++++ SUPPLIED PASSAGE
The office had moved and thankfully, when the receptionist called to remind me about my appointment yesterday, she also gave me the address for the new location. Instead of taking me fifteen minutes to get to the office, it was now going to take me an hour. I adjusted accordingly and left the house promptly at 8:00 a.m. Amid all the 9 to 5 workers, I eased into traffic and found my groove. It was a beautiful December morning and I was thankful to be alive.

On my way to the doctor's office, I received a phone call telling me the doc had been called into an emergency meeting. She wouldn't be able to keep my 9:00 a.m. appointment...would I be willing to see her at 9:30 a.m.? I'm flexible, so I agreed to move my appointment time but since I was already en route, I decided I'd just sit in the waiting room and read a while.

I found a parking spot directly across from the office door. It was a few minutes before 9:00 a.m. so I sat in my car and checked my text messages and Facebook wall. Out of the corner of my eye, I saw something shiny. As I looked up, I saw a beautiful bald woman heading to her car. The sun was glinting off the top of her scalp and made her look even more beautiful. She was wearing her Christmas red...a lovely shirt with decorative trim. I tried not to stare but couldn't help it. I was still so very thankful I'd not lost my hair.

Entering the hospital doors, I scanned the hallways for the restroom. After finding it, I made a quick stop and continued on to the radiology oncology office. The receptionist greeted me and I asked how she liked the new office. She smiled and said, "it's great!" I picked out a corner chair and sat to read a magazine. Within a few minutes, I was being called back to get weighed.

You've lost a few pounds, the nurse exclaimed. I told her I hadn't been trying to but just hadn't had an appetite. She asked me how long that had been going on and I told her it had been several months now. She jotted notes on my folder and ushered me into the room.

The doctor came in shortly after I'd been seated and took a few minutes to make small talk. She was pleasant but we never really hit it off like I had with my regular oncologist. Something about her just didn't sit well with me. Maybe she reminded me too much of a relative...

Dr. S. had me remove my shirt and she began examining me. As she allowed her fingers to travel over my skin, she was palpating for any new or different variations in my skin and tissue. She exclaimed that my right chest cavity felt "hard as a rock," and I agreed. She said it was from the changes due to radiation.

She continued on with my exam and medical history making notes all along the way. She was attentive and thorough. When she was done, she asked about pain I might be having and I shared with her about the spinal pain, the insomnia, and the hip joint pain. She seemed genuinely concerned about all of these and told me it was important to get enough sleep so my body could regenerate cells. She prescribed some Ambien to try and get me over the "hump" of not sleeping and also wanted me to go see a pain management specialist. I left her office with all the instructions and she said she'd see me in 6 months. I was so glad...6 months instead of 3!
++++++++
++++ SUPPLIED INFORMATION
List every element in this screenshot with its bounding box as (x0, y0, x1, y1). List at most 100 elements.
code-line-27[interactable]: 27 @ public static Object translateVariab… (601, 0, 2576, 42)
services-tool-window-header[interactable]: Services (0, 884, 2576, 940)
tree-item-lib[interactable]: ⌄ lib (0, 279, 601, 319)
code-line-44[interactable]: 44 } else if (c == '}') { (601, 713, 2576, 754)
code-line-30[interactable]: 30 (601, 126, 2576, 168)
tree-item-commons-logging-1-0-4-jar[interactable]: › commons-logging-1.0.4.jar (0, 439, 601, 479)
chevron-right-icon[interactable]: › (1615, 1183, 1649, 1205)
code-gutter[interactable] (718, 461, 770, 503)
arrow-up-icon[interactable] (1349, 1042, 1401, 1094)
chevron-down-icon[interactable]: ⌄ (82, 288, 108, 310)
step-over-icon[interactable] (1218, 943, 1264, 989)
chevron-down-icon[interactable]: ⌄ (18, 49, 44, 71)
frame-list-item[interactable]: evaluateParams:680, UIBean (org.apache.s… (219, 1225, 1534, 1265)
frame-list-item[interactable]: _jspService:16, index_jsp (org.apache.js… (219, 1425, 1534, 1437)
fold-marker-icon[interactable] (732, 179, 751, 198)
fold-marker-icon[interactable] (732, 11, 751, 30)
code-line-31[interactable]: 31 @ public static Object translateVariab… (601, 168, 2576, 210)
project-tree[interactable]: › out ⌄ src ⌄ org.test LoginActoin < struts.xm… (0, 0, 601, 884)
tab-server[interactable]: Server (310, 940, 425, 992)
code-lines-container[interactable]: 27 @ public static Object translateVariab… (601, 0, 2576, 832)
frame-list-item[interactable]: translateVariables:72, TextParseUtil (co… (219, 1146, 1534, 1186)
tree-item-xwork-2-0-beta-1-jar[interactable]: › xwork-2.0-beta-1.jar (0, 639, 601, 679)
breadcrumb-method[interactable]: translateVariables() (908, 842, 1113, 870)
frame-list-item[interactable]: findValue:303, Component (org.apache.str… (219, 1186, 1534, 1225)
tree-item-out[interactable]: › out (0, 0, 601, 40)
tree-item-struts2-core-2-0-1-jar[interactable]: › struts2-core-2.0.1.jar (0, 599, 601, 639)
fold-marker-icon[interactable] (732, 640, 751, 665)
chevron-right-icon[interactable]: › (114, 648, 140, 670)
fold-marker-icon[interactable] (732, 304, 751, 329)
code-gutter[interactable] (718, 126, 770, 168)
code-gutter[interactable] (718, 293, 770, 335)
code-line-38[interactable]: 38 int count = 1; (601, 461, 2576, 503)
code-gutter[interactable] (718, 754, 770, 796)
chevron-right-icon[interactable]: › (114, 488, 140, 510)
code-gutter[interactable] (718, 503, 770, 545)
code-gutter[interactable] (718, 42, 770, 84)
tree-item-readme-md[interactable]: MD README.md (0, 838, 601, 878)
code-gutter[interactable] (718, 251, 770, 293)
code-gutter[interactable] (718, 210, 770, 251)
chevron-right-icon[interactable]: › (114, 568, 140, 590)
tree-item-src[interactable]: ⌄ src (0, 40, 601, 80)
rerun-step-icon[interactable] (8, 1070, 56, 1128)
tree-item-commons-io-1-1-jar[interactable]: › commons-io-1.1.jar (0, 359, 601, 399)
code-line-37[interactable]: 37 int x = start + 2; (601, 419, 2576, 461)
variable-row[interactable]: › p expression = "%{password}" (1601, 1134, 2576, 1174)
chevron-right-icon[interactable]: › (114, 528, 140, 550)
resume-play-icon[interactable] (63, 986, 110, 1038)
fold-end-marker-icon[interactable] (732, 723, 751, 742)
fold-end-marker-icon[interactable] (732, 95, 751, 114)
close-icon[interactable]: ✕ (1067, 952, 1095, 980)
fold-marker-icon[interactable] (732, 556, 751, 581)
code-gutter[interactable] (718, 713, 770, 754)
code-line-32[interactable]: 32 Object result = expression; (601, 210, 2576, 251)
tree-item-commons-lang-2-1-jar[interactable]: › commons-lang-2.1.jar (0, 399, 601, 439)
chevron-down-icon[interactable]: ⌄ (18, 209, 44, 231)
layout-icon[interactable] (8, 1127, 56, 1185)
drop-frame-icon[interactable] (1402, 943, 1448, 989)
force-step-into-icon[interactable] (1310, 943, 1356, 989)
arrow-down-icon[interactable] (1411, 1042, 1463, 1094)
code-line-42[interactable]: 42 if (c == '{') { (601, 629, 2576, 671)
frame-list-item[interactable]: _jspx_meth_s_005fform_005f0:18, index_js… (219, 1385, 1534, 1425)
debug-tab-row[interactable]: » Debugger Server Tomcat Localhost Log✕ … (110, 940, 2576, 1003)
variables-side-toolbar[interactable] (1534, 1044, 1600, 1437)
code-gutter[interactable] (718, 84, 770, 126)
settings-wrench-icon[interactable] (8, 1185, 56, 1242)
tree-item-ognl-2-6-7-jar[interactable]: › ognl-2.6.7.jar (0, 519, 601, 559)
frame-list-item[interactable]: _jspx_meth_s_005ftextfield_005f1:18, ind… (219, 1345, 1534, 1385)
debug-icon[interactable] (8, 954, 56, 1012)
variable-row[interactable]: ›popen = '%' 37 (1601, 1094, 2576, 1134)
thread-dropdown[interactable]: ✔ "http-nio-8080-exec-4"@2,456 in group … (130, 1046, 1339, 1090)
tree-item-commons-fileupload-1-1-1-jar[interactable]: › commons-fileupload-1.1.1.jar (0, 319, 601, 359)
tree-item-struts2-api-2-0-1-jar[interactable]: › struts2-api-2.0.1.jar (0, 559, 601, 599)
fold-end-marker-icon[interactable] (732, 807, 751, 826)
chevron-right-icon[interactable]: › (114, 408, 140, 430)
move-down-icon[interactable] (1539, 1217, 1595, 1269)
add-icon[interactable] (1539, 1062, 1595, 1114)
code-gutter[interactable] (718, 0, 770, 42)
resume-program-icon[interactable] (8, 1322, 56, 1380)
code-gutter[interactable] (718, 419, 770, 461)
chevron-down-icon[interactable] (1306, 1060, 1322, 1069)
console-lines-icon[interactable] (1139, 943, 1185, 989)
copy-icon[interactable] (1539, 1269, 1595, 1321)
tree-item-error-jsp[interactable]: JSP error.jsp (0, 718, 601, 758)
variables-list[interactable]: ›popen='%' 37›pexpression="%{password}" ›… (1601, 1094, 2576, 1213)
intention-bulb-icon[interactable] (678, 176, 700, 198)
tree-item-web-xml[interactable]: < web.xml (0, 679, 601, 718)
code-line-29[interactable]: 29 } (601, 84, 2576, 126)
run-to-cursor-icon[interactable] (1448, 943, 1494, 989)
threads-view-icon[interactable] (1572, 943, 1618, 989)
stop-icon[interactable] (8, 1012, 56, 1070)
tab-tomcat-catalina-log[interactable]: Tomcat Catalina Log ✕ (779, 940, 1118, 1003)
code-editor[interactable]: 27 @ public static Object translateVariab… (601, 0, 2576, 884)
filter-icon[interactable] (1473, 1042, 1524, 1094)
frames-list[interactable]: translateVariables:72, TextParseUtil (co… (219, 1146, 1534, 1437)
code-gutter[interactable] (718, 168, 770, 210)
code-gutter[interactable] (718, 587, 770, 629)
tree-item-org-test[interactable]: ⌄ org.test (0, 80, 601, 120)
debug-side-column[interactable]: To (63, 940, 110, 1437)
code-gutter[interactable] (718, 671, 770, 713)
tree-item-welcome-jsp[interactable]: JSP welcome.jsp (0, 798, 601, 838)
++++++++
● **PROBLEMS TO WORK ON**
**a.** Summarize the account of the oncology appointment in two sentences.
**b.** Reproduce verbatim the stretch of the account of the oncology appointment from "The office had" through "read a while.".

● **RESULTS OF THE EXERCISE**
**a.** After the office moved to a location an hour away and the doctor pushed the 9:00 a.m. appointment to 9:30, the writer arrived early, was weighed, and was told a few pounds had been lost due to several months without appetite. Dr. S. found the right chest cavity "hard as a rock" from radiation, prescribed Ambien for insomnia, referred the writer to a pain management specialist for spinal and hip pain, and scheduled the next visit in 6 months instead of 3.

**b.**
The office had moved and thankfully, when the receptionist called to remind me about my appointment yesterday, she also gave me the address for the new location. Instead of taking me fifteen minutes to get to the office, it was now going to take me an hour. I adjusted accordingly and left the house promptly at 8:00 a.m. Amid all the 9 to 5 workers, I eased into traffic and found my groove. It was a beautiful December morning and I was thankful to be alive.

On my way to the doctor's office, I received a phone call telling me the doc had been called into an emergency meeting. She wouldn't be able to keep my 9:00 a.m. appointment...would I be willing to see her at 9:30 a.m.? I'm flexible, so I agreed to move my appointment time but since I was already en route, I decided I'd just sit in the waiting room and read a while.